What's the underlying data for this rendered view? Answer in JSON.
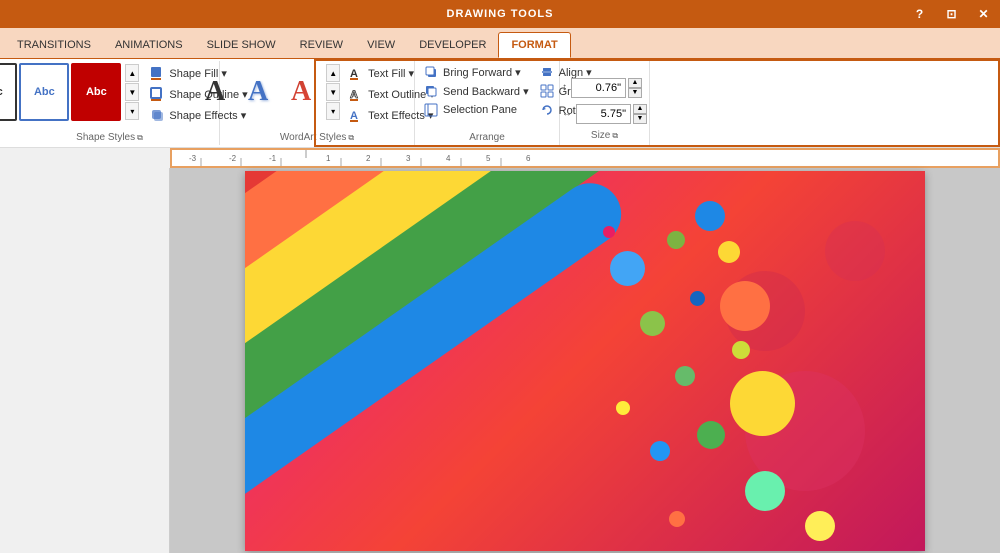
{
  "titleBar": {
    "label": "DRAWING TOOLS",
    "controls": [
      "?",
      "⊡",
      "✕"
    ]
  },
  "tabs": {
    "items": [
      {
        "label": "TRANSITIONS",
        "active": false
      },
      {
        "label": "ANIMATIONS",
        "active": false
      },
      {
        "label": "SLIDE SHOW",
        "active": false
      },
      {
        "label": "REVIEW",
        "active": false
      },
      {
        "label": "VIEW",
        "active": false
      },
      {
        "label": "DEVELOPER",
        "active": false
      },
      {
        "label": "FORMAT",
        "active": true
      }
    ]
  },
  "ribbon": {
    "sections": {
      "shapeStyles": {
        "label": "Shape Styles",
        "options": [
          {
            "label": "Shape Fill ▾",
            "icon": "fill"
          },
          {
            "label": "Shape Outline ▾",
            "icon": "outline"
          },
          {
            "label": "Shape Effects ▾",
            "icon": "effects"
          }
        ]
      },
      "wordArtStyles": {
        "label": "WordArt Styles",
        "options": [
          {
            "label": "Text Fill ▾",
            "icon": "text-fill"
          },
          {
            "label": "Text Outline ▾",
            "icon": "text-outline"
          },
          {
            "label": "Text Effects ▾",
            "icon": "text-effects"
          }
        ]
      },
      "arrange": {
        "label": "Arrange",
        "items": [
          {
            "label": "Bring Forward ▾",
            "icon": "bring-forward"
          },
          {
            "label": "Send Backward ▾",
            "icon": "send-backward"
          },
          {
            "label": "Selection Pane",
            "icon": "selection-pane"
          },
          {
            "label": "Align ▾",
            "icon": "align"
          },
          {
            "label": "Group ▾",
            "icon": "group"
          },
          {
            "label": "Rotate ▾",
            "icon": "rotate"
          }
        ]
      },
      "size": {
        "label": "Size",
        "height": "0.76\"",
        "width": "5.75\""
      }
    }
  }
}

§ §

» Goal:
Leave out the pictures and transcribe everything else exactly.

» Finished task:
What's the underlying data for this rendered view? Answer in JSON.
{
  "titleBar": {
    "label": "DRAWING TOOLS",
    "controls": [
      "?",
      "⊡",
      "✕"
    ]
  },
  "tabs": {
    "items": [
      {
        "label": "TRANSITIONS",
        "active": false
      },
      {
        "label": "ANIMATIONS",
        "active": false
      },
      {
        "label": "SLIDE SHOW",
        "active": false
      },
      {
        "label": "REVIEW",
        "active": false
      },
      {
        "label": "VIEW",
        "active": false
      },
      {
        "label": "DEVELOPER",
        "active": false
      },
      {
        "label": "FORMAT",
        "active": true
      }
    ]
  },
  "ribbon": {
    "sections": {
      "shapeStyles": {
        "label": "Shape Styles",
        "options": [
          {
            "label": "Shape Fill ▾",
            "icon": "fill"
          },
          {
            "label": "Shape Outline ▾",
            "icon": "outline"
          },
          {
            "label": "Shape Effects ▾",
            "icon": "effects"
          }
        ]
      },
      "wordArtStyles": {
        "label": "WordArt Styles",
        "options": [
          {
            "label": "Text Fill ▾",
            "icon": "text-fill"
          },
          {
            "label": "Text Outline ▾",
            "icon": "text-outline"
          },
          {
            "label": "Text Effects ▾",
            "icon": "text-effects"
          }
        ]
      },
      "arrange": {
        "label": "Arrange",
        "items": [
          {
            "label": "Bring Forward ▾",
            "icon": "bring-forward"
          },
          {
            "label": "Send Backward ▾",
            "icon": "send-backward"
          },
          {
            "label": "Selection Pane",
            "icon": "selection-pane"
          },
          {
            "label": "Align ▾",
            "icon": "align"
          },
          {
            "label": "Group ▾",
            "icon": "group"
          },
          {
            "label": "Rotate ▾",
            "icon": "rotate"
          }
        ]
      },
      "size": {
        "label": "Size",
        "height": "0.76\"",
        "width": "5.75\""
      }
    }
  }
}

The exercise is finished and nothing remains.